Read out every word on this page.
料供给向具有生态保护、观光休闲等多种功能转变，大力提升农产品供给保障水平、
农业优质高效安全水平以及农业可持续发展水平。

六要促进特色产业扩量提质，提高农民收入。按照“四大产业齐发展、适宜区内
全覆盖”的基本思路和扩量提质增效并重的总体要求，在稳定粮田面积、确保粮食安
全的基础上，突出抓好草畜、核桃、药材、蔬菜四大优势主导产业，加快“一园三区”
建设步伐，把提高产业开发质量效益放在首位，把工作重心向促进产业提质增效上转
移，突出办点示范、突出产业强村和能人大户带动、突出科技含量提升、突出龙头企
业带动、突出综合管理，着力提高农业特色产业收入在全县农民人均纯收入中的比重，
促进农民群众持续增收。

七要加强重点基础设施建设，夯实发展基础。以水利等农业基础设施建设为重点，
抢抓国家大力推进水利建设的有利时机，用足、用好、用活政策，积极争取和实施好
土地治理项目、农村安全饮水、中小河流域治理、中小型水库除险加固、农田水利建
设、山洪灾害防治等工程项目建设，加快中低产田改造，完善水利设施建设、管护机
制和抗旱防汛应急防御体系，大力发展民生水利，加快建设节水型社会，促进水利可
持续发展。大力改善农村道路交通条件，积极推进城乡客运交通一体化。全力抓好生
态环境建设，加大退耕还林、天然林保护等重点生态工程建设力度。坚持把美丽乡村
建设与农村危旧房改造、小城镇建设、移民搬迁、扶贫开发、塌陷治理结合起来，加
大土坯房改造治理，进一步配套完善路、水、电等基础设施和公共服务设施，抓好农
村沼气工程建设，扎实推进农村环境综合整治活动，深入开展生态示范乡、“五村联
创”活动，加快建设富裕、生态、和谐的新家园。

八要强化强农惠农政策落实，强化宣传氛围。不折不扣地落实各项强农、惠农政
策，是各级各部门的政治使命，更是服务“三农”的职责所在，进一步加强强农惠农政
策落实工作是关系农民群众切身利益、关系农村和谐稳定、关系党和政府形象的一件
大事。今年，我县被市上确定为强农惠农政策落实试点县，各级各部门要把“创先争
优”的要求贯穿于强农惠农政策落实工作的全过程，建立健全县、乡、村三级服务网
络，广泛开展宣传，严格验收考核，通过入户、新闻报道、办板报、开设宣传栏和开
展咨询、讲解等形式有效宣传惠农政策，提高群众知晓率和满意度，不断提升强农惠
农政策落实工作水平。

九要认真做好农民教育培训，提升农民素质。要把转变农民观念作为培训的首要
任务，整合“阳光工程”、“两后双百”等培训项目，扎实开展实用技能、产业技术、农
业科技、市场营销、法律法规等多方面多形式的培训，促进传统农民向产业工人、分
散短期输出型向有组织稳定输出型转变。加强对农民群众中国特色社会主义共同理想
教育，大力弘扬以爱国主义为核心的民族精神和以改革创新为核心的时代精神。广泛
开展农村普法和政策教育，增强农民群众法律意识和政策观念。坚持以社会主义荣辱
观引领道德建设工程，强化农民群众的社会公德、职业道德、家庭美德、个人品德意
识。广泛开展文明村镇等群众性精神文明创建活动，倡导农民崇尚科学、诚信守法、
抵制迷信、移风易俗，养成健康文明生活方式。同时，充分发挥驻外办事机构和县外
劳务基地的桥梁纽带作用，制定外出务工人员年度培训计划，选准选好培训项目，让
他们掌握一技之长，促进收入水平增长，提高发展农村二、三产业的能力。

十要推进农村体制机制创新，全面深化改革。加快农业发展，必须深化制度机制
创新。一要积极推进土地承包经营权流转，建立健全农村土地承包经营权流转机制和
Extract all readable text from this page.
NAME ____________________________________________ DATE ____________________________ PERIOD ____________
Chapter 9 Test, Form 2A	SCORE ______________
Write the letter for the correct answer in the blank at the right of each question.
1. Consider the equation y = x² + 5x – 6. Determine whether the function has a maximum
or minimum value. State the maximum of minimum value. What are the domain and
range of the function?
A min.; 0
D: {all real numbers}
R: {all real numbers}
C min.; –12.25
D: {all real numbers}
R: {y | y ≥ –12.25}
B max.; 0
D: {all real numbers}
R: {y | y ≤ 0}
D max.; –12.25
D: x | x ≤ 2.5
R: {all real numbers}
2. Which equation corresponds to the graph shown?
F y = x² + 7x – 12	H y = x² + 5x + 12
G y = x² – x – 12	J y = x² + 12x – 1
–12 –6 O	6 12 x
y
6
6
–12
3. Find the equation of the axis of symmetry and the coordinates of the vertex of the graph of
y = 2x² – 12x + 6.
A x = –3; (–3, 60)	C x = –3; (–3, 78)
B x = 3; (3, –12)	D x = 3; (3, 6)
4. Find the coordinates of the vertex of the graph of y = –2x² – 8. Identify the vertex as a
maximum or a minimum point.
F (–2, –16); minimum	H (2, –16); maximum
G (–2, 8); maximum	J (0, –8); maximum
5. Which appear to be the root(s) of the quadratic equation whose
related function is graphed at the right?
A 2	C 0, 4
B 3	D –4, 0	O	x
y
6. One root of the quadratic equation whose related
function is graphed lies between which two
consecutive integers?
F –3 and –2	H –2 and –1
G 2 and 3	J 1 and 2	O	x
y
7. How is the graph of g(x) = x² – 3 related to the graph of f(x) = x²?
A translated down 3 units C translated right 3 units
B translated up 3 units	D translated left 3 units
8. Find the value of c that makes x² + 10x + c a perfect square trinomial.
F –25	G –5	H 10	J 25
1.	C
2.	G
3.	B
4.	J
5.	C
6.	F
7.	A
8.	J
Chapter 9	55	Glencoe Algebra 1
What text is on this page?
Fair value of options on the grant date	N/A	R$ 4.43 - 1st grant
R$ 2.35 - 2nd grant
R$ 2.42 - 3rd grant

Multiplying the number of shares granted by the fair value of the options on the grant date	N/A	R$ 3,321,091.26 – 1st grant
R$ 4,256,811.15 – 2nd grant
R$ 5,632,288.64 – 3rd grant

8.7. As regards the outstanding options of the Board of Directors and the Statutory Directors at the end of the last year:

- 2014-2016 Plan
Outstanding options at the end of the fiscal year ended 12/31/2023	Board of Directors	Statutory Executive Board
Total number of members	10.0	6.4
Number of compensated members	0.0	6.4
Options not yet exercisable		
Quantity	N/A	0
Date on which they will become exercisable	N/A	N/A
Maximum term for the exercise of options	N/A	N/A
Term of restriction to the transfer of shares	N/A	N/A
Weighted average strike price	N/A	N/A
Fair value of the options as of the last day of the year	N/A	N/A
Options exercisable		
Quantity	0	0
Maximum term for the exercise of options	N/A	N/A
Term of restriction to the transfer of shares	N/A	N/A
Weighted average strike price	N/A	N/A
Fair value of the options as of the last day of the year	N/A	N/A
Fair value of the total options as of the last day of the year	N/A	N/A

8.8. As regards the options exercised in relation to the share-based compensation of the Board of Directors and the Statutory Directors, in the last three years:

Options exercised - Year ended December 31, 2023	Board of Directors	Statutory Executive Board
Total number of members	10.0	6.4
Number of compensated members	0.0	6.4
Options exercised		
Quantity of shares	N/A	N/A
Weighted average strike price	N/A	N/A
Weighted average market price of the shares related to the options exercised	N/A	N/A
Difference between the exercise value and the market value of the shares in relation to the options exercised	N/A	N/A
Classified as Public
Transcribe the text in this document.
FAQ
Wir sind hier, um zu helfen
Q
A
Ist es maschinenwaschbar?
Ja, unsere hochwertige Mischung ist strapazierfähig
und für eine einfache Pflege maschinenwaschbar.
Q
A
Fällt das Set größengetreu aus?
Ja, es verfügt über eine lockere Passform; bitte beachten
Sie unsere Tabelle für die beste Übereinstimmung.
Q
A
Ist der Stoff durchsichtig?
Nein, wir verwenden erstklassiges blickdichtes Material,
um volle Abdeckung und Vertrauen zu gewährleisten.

——

Return every line above in which the string "Chapter" occurs.

Chapter 9 Test, Form 2A	SCORE ______________
Chapter 9	55	Glencoe Algebra 1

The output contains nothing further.